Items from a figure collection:
^^^^

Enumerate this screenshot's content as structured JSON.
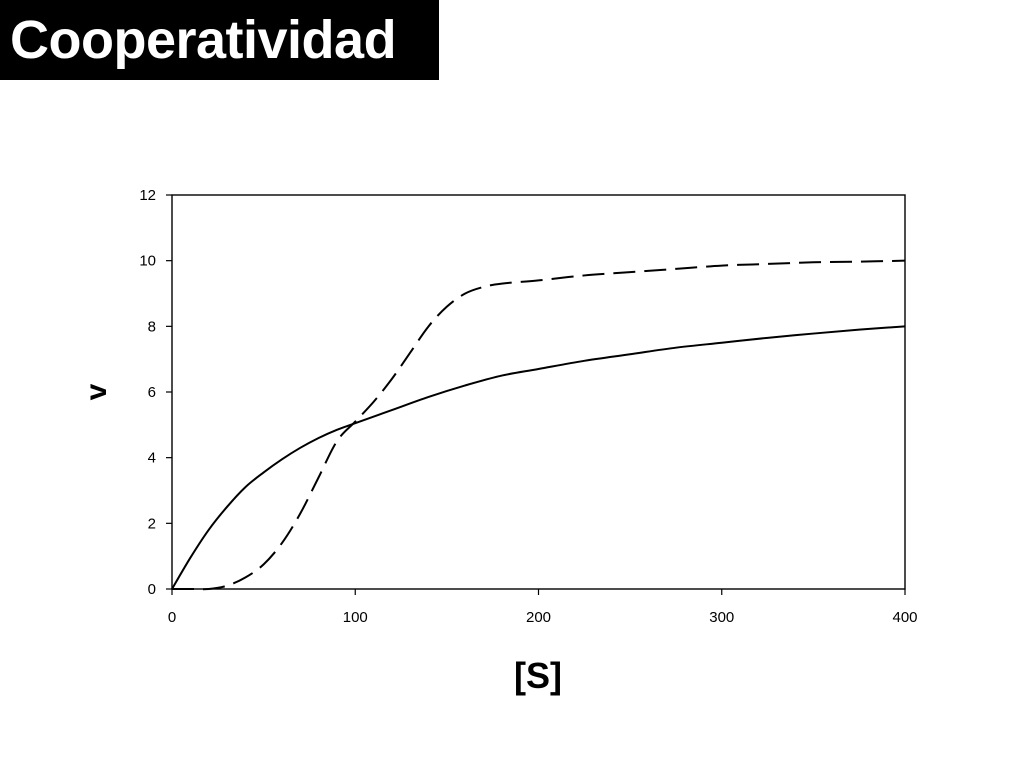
{
  "slide": {
    "title": "Cooperatividad"
  },
  "chart_data": {
    "type": "line",
    "title": "",
    "xlabel": "[S]",
    "ylabel": "v",
    "xlim": [
      0,
      400
    ],
    "ylim": [
      0,
      12
    ],
    "x_ticks": [
      0,
      100,
      200,
      300,
      400
    ],
    "y_ticks": [
      0,
      2,
      4,
      6,
      8,
      10,
      12
    ],
    "grid": false,
    "legend": "none",
    "series": [
      {
        "style": "solid",
        "color": "#000000",
        "x": [
          0,
          10,
          20,
          30,
          40,
          50,
          60,
          70,
          80,
          90,
          100,
          120,
          140,
          160,
          180,
          200,
          225,
          250,
          275,
          300,
          325,
          350,
          375,
          400
        ],
        "y": [
          0,
          0.95,
          1.8,
          2.5,
          3.1,
          3.55,
          3.95,
          4.3,
          4.6,
          4.85,
          5.05,
          5.45,
          5.85,
          6.2,
          6.5,
          6.7,
          6.95,
          7.15,
          7.35,
          7.5,
          7.65,
          7.78,
          7.9,
          8.0
        ]
      },
      {
        "style": "dashed",
        "color": "#000000",
        "x": [
          0,
          10,
          20,
          30,
          40,
          50,
          60,
          70,
          80,
          90,
          100,
          110,
          120,
          130,
          140,
          150,
          160,
          170,
          180,
          200,
          225,
          250,
          275,
          300,
          325,
          350,
          375,
          400
        ],
        "y": [
          0,
          0,
          0,
          0.1,
          0.35,
          0.75,
          1.4,
          2.3,
          3.4,
          4.5,
          5.1,
          5.7,
          6.4,
          7.2,
          8.0,
          8.6,
          9.0,
          9.2,
          9.3,
          9.4,
          9.55,
          9.65,
          9.75,
          9.85,
          9.9,
          9.95,
          9.97,
          10.0
        ]
      }
    ]
  }
}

^^^^

• [Problem statement] Nothing but the pictures may be dropped; output the records above exactly.

• [The output]
Enumerate this screenshot's content as structured JSON.
{
  "slide": {
    "title": "Cooperatividad"
  },
  "chart_data": {
    "type": "line",
    "title": "",
    "xlabel": "[S]",
    "ylabel": "v",
    "xlim": [
      0,
      400
    ],
    "ylim": [
      0,
      12
    ],
    "x_ticks": [
      0,
      100,
      200,
      300,
      400
    ],
    "y_ticks": [
      0,
      2,
      4,
      6,
      8,
      10,
      12
    ],
    "grid": false,
    "legend": "none",
    "series": [
      {
        "style": "solid",
        "color": "#000000",
        "x": [
          0,
          10,
          20,
          30,
          40,
          50,
          60,
          70,
          80,
          90,
          100,
          120,
          140,
          160,
          180,
          200,
          225,
          250,
          275,
          300,
          325,
          350,
          375,
          400
        ],
        "y": [
          0,
          0.95,
          1.8,
          2.5,
          3.1,
          3.55,
          3.95,
          4.3,
          4.6,
          4.85,
          5.05,
          5.45,
          5.85,
          6.2,
          6.5,
          6.7,
          6.95,
          7.15,
          7.35,
          7.5,
          7.65,
          7.78,
          7.9,
          8.0
        ]
      },
      {
        "style": "dashed",
        "color": "#000000",
        "x": [
          0,
          10,
          20,
          30,
          40,
          50,
          60,
          70,
          80,
          90,
          100,
          110,
          120,
          130,
          140,
          150,
          160,
          170,
          180,
          200,
          225,
          250,
          275,
          300,
          325,
          350,
          375,
          400
        ],
        "y": [
          0,
          0,
          0,
          0.1,
          0.35,
          0.75,
          1.4,
          2.3,
          3.4,
          4.5,
          5.1,
          5.7,
          6.4,
          7.2,
          8.0,
          8.6,
          9.0,
          9.2,
          9.3,
          9.4,
          9.55,
          9.65,
          9.75,
          9.85,
          9.9,
          9.95,
          9.97,
          10.0
        ]
      }
    ]
  }
}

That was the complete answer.